▶ **DIRECTIONS**
Could you write out the items from the very start through the line containing "The support tube 152 is at (376, 250).", renaming "fragmentary" as "partial" and changing nothing else, with the pictures omitted?

━━━━━━━━━━━━━━━━━━━━━━━━━━━━━━

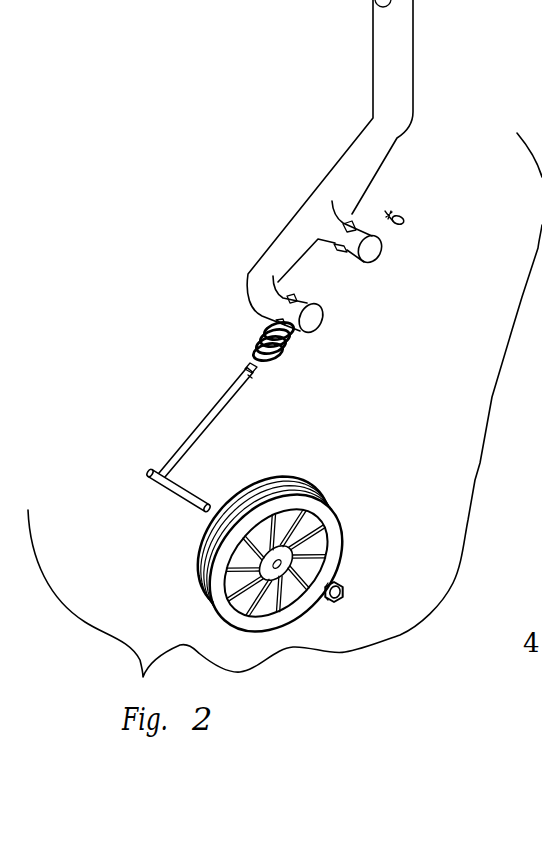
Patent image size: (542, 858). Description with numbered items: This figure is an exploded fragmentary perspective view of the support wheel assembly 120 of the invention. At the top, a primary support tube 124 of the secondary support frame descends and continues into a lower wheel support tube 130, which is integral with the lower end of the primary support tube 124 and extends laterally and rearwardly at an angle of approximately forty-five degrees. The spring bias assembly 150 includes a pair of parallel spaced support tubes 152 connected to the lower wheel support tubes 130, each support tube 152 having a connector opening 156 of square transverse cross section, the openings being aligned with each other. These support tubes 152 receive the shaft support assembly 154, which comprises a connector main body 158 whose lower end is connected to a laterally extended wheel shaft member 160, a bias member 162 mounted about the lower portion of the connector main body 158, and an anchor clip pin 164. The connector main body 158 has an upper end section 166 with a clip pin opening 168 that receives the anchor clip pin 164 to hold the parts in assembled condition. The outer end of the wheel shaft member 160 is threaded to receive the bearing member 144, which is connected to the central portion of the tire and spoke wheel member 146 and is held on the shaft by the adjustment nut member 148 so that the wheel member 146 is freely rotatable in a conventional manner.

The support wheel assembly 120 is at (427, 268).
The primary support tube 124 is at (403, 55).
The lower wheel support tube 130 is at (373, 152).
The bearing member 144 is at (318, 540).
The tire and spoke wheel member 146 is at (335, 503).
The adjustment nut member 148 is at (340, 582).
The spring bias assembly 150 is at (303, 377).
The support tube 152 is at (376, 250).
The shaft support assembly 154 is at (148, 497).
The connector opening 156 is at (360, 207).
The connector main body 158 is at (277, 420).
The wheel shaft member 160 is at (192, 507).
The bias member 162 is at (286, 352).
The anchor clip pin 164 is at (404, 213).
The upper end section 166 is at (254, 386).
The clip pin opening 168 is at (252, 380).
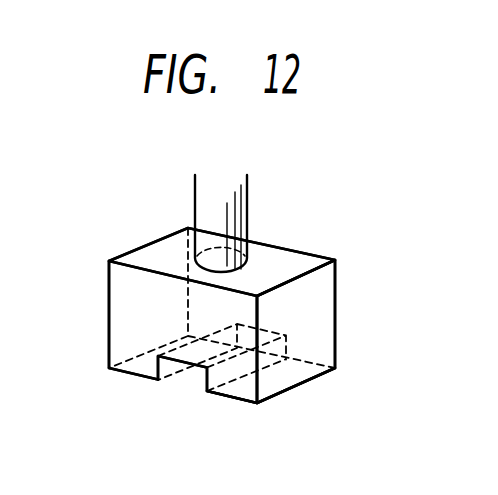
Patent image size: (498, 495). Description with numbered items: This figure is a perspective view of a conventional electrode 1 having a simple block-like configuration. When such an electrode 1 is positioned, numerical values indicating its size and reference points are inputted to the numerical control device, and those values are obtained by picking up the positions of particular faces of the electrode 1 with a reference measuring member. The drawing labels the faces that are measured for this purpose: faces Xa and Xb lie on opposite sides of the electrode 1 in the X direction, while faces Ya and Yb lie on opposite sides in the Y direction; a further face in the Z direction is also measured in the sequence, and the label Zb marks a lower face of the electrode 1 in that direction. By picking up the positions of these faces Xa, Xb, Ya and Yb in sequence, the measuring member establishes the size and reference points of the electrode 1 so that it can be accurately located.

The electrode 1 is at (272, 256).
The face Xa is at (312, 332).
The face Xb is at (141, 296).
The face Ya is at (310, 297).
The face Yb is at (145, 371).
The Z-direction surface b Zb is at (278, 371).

━━━━━━━━━━━━━━━━━━━━━━━━━━━━━━

▶ **SOLUTION TO THE EXERCISE**
Patent image size: (542, 858). Description with numbered items: This figure is an exploded partial perspective view of the support wheel assembly 120 of the invention. At the top, a primary support tube 124 of the secondary support frame descends and continues into a lower wheel support tube 130, which is integral with the lower end of the primary support tube 124 and extends laterally and rearwardly at an angle of approximately forty-five degrees. The spring bias assembly 150 includes a pair of parallel spaced support tubes 152 connected to the lower wheel support tubes 130, each support tube 152 having a connector opening 156 of square transverse cross section, the openings being aligned with each other. These support tubes 152 receive the shaft support assembly 154, which comprises a connector main body 158 whose lower end is connected to a laterally extended wheel shaft member 160, a bias member 162 mounted about the lower portion of the connector main body 158, and an anchor clip pin 164. The connector main body 158 has an upper end section 166 with a clip pin opening 168 that receives the anchor clip pin 164 to hold the parts in assembled condition. The outer end of the wheel shaft member 160 is threaded to receive the bearing member 144, which is connected to the central portion of the tire and spoke wheel member 146 and is held on the shaft by the adjustment nut member 148 so that the wheel member 146 is freely rotatable in a conventional manner.

The support wheel assembly 120 is at (427, 268).
The primary support tube 124 is at (403, 55).
The lower wheel support tube 130 is at (373, 152).
The bearing member 144 is at (318, 540).
The tire and spoke wheel member 146 is at (335, 503).
The adjustment nut member 148 is at (340, 582).
The spring bias assembly 150 is at (303, 377).
The support tube 152 is at (376, 250).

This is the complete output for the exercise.